Exercise details: Look through the data below and count each line where the word "IEEE" appears. Reply with the count alone.

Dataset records
========================

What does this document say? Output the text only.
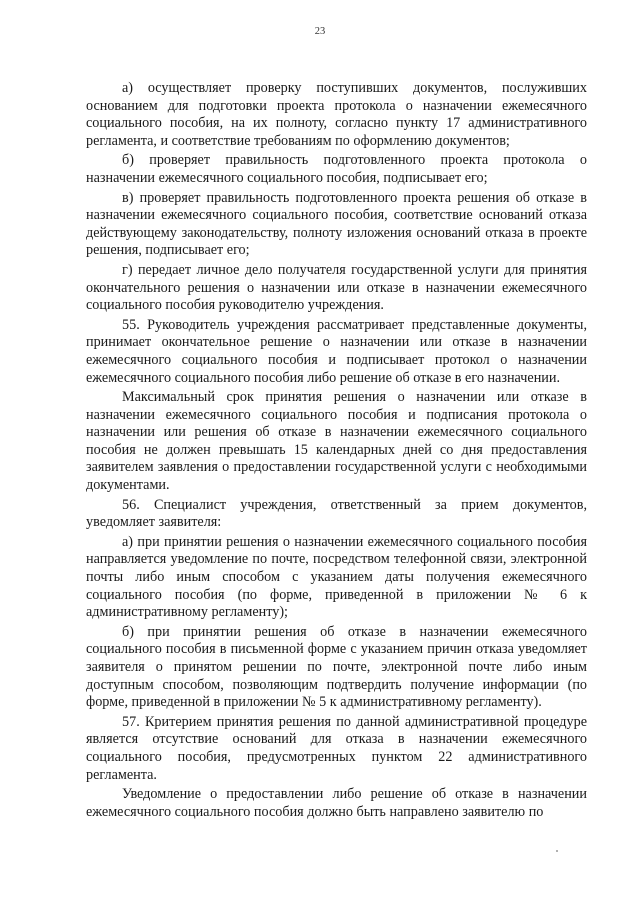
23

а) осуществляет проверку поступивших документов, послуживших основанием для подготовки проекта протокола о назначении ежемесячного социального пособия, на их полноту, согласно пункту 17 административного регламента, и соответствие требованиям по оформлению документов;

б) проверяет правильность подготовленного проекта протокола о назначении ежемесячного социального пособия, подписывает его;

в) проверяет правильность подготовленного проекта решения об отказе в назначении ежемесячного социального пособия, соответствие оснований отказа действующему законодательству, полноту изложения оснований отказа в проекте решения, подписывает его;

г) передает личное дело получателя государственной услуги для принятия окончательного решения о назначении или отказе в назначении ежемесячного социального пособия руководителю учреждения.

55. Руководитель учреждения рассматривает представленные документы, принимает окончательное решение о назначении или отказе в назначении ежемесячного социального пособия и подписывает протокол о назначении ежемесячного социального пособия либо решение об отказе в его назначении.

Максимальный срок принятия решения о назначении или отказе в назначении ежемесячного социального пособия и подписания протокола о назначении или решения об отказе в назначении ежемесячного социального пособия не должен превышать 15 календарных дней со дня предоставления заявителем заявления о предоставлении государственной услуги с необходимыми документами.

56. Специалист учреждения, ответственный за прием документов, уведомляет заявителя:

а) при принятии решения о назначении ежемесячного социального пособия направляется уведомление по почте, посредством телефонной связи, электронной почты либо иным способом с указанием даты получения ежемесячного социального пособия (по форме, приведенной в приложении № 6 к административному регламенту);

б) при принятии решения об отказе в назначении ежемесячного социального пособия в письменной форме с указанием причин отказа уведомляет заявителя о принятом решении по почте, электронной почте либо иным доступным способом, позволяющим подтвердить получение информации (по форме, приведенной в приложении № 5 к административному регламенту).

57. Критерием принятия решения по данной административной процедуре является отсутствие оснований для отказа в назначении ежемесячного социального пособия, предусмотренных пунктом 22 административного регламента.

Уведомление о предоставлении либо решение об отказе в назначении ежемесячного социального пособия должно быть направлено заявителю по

========================

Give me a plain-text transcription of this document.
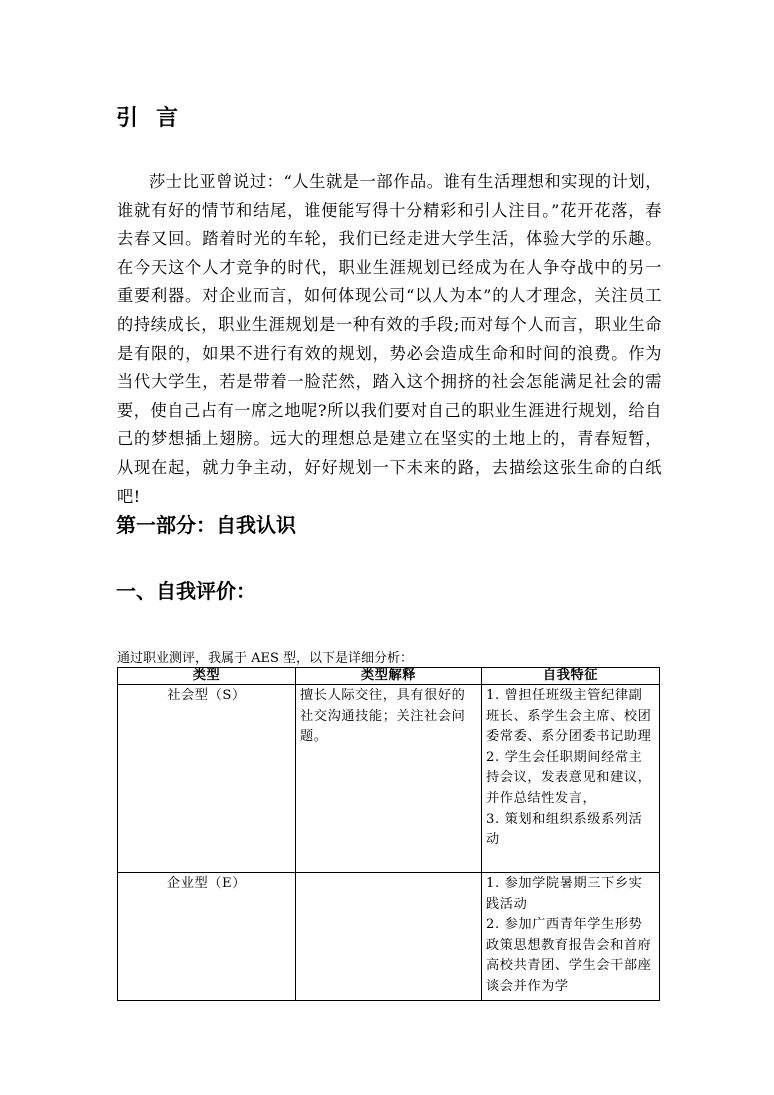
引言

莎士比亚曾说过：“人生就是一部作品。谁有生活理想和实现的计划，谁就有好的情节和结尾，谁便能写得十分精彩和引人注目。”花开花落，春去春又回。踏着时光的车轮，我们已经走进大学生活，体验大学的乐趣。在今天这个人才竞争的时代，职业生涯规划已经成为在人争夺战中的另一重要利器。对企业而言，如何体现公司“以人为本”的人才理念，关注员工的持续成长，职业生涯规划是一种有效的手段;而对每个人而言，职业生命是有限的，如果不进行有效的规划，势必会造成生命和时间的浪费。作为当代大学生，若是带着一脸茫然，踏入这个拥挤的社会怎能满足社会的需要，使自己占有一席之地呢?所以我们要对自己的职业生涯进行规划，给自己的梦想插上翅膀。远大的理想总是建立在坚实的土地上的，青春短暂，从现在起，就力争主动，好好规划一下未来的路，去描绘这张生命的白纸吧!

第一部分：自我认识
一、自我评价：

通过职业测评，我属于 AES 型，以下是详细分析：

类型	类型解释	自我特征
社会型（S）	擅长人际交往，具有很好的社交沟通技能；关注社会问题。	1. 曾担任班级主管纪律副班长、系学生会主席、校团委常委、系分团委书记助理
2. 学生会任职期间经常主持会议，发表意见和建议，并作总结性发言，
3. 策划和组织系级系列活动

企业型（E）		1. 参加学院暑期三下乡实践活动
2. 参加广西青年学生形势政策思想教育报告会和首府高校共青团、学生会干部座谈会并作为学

========================

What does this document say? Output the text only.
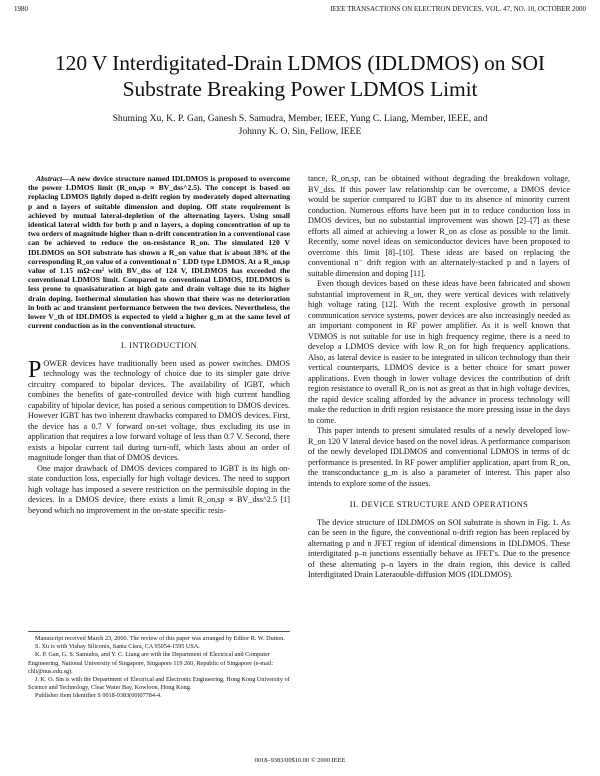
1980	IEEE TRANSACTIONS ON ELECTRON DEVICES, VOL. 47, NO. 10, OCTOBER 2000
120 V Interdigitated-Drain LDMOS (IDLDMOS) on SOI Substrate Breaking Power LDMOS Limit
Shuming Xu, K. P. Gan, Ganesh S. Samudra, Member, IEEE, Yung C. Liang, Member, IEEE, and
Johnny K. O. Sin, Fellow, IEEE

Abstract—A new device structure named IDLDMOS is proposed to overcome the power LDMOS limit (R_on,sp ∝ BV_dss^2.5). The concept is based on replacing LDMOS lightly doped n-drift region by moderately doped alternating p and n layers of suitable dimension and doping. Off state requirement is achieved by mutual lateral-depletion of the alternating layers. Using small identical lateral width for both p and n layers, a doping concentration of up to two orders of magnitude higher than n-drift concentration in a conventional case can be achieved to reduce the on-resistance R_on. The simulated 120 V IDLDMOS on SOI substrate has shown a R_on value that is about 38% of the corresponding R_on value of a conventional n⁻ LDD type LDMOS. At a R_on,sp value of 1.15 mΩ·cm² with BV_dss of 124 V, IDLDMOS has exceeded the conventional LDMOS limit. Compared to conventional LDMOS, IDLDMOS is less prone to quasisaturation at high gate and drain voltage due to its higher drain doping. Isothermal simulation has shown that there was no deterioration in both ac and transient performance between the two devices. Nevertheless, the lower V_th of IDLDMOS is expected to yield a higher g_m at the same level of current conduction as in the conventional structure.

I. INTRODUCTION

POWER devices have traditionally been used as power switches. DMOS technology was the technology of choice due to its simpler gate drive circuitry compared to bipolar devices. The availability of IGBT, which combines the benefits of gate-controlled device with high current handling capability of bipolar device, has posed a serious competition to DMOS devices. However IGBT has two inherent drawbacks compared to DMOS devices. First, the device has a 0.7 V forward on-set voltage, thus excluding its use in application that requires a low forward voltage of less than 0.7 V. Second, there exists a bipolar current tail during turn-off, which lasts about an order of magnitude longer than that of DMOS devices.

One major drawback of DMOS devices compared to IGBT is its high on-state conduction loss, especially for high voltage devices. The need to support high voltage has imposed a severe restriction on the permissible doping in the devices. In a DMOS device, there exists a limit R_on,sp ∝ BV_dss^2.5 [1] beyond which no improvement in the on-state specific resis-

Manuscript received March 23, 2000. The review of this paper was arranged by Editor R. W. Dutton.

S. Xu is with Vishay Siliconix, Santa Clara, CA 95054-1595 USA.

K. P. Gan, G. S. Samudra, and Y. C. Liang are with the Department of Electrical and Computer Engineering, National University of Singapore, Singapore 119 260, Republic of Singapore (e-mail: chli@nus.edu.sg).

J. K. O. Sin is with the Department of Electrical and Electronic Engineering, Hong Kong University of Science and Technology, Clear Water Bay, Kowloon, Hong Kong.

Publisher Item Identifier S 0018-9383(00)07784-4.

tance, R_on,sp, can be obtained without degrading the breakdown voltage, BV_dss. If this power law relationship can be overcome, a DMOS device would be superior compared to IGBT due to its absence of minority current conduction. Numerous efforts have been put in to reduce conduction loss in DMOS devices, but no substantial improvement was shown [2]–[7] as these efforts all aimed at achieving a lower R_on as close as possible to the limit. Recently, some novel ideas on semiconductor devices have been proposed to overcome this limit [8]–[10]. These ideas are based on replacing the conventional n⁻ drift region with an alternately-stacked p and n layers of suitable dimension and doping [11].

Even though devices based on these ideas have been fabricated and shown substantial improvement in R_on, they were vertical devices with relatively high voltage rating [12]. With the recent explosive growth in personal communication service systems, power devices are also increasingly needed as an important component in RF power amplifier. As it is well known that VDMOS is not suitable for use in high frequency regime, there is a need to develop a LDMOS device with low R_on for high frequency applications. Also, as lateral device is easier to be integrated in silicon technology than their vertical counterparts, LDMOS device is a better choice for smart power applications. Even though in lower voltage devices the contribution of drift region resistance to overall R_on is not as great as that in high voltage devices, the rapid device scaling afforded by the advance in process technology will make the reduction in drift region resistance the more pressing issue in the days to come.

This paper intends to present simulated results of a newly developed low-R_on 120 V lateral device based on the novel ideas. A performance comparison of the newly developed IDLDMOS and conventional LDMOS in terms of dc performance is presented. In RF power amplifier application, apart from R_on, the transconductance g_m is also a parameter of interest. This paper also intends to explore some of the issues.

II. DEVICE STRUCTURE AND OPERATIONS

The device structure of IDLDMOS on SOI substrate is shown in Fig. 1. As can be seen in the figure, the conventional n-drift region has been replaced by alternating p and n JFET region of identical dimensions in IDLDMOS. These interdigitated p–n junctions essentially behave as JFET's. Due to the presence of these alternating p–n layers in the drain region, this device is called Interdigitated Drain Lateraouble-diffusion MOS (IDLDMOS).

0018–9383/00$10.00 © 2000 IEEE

========================

Output of the task: 4